Required task – Collect from the data below each line with "Tape".

(Raw records)
Start

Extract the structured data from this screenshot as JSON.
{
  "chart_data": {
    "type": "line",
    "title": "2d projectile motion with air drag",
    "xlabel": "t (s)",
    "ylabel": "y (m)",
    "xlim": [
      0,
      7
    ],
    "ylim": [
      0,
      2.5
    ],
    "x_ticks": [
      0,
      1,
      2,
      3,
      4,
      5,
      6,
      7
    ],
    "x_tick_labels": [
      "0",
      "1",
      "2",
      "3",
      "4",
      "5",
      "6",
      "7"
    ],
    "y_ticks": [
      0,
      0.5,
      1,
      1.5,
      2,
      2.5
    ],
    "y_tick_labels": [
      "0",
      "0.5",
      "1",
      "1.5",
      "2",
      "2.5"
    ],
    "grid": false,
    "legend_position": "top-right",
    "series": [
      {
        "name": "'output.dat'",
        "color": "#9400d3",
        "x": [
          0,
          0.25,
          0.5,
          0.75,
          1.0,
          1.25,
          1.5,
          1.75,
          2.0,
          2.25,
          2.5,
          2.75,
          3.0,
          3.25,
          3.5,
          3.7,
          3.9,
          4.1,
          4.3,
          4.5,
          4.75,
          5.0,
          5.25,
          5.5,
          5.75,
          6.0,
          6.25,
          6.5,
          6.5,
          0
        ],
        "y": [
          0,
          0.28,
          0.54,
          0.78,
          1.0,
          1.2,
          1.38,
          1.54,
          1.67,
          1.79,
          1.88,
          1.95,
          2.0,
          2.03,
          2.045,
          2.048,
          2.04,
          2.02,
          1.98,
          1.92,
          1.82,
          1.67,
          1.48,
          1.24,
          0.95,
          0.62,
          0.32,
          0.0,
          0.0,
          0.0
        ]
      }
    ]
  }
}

End
Start

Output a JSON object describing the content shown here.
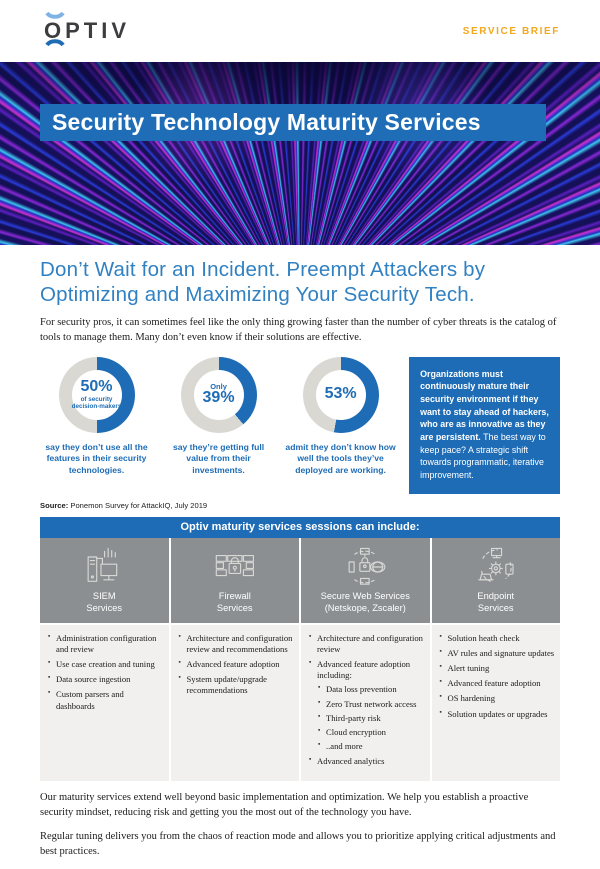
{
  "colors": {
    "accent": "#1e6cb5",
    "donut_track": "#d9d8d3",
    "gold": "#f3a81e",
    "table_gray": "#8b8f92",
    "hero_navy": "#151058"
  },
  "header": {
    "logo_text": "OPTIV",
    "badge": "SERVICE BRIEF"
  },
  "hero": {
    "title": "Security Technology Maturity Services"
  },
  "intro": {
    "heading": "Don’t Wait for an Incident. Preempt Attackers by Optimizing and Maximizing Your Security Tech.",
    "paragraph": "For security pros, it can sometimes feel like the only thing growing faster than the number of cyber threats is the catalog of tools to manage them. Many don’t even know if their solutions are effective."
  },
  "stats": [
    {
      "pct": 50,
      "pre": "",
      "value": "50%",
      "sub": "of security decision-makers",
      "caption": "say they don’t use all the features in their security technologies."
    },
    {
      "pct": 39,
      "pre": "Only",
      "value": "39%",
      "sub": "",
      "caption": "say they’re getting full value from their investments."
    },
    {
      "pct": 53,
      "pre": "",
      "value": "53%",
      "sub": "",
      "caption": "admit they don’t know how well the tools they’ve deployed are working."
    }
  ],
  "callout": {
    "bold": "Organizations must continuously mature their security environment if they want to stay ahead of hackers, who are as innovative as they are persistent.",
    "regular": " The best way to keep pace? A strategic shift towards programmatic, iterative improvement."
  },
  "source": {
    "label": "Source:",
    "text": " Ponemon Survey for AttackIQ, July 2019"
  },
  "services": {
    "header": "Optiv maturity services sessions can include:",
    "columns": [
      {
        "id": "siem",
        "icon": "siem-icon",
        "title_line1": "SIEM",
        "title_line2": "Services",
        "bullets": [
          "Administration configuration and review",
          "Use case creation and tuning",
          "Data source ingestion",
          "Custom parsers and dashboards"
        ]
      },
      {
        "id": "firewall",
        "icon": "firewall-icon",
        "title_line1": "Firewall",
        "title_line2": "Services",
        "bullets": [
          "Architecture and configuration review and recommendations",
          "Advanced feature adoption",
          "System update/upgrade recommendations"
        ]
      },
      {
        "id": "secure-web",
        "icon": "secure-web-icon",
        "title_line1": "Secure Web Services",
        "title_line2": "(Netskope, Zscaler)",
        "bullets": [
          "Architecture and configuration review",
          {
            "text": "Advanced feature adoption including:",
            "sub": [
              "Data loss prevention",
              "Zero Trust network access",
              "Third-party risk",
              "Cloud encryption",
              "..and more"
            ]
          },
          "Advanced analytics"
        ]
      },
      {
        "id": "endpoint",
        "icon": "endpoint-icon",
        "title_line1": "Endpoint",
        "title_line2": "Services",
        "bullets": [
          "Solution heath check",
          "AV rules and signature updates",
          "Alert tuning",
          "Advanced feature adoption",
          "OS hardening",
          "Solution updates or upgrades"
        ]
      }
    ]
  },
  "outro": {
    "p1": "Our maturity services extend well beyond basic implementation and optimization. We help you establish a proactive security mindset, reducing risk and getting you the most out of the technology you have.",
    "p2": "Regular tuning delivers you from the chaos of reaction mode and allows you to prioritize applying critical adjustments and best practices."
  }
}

End
Start

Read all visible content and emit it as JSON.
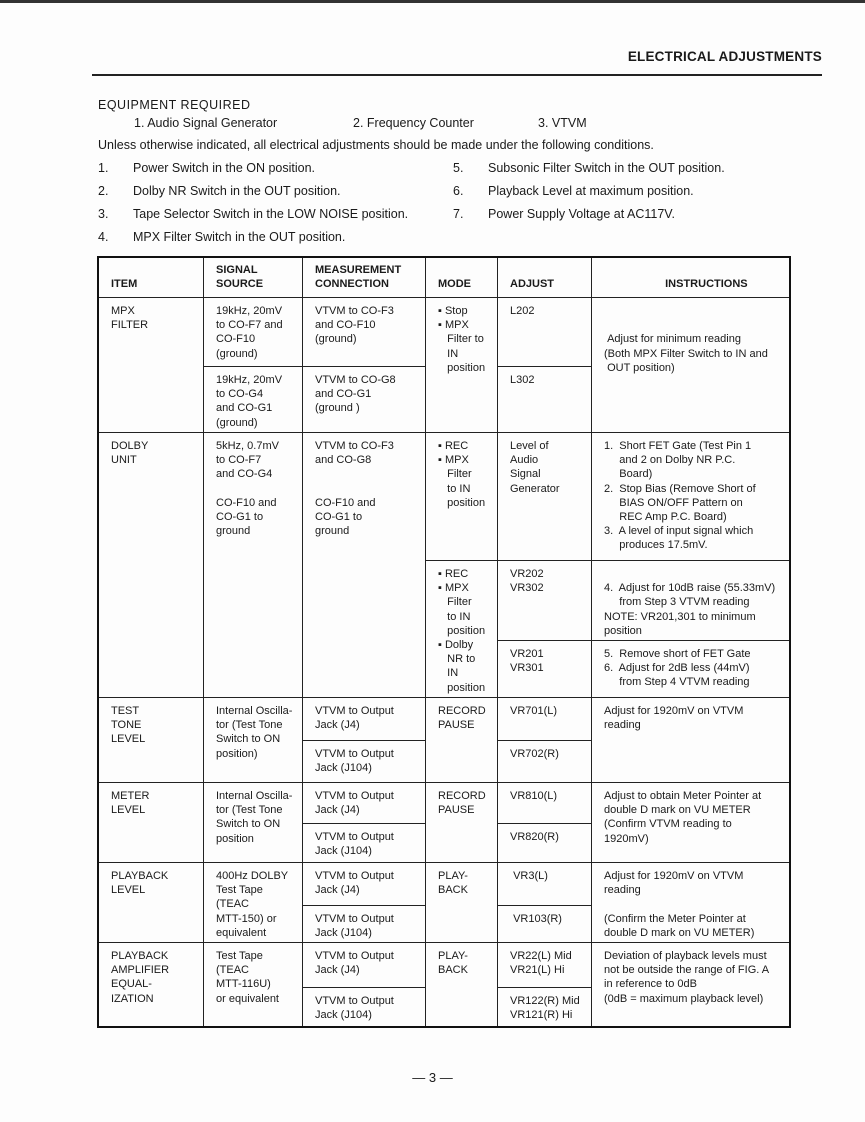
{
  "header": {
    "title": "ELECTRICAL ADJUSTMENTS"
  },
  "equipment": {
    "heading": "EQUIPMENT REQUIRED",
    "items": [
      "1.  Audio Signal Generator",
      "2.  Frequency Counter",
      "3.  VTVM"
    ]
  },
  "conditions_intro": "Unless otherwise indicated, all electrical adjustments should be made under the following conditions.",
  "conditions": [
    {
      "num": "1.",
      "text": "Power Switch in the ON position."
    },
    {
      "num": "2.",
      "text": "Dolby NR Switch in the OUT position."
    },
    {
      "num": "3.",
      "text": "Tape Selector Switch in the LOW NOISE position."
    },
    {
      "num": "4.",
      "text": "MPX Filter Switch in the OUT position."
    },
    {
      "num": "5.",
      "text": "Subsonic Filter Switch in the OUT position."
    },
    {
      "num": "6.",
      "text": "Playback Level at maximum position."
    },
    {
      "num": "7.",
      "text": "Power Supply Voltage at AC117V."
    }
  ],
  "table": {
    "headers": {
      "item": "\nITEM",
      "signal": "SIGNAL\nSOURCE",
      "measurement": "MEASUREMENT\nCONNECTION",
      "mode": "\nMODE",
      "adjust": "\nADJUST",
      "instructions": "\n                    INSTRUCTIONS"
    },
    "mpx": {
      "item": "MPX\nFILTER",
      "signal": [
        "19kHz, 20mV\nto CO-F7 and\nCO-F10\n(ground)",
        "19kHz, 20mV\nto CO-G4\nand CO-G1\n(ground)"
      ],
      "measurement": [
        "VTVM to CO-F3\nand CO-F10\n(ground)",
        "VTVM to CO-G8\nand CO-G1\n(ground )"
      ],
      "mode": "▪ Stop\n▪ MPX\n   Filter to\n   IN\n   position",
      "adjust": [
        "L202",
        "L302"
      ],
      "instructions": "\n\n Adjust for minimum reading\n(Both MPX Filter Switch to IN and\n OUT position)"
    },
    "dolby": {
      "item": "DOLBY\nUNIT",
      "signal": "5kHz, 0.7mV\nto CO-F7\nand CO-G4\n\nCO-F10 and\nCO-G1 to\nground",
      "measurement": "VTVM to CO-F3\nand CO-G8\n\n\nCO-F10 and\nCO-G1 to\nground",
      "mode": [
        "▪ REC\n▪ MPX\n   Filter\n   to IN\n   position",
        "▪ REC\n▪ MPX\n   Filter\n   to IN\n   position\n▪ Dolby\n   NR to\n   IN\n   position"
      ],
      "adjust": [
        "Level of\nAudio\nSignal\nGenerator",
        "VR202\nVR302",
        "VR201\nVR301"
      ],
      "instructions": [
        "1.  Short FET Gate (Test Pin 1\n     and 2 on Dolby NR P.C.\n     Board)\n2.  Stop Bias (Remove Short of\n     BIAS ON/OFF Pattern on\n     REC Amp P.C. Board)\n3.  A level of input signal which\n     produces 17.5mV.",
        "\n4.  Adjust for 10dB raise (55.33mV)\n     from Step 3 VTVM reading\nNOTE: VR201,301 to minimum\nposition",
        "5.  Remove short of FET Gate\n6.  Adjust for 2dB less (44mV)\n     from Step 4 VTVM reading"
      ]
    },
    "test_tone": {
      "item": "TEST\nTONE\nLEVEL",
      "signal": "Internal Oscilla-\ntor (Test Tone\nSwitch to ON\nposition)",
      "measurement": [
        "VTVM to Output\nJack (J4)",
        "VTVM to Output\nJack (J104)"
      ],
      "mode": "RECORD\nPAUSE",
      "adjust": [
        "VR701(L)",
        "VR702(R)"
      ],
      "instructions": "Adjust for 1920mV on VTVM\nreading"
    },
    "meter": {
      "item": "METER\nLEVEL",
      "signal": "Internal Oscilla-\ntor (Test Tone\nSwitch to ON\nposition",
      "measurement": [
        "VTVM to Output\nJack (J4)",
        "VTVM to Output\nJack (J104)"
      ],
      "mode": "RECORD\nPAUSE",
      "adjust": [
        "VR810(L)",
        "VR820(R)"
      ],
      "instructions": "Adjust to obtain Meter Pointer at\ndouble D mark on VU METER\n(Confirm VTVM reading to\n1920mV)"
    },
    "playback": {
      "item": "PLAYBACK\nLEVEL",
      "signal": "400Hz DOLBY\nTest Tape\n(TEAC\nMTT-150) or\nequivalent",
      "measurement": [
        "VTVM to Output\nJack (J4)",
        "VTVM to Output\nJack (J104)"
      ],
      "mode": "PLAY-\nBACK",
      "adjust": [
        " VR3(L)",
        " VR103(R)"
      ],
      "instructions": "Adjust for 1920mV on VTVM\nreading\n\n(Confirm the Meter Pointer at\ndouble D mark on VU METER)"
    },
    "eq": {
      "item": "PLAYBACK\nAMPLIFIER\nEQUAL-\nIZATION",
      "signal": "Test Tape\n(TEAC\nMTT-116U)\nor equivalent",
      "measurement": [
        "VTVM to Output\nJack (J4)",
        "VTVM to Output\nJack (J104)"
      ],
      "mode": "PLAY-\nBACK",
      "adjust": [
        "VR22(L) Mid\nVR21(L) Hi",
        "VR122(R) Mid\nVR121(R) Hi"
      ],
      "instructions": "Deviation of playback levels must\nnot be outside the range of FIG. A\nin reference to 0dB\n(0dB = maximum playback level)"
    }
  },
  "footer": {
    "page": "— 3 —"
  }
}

End

Solution to the problem –
      "text": "Tape Selector Switch in the LOW NOISE position."
      "signal": "400Hz DOLBY\nTest Tape\n(TEAC\nMTT-150) or\nequivalent",
      "signal": "Test Tape\n(TEAC\nMTT-116U)\nor equivalent",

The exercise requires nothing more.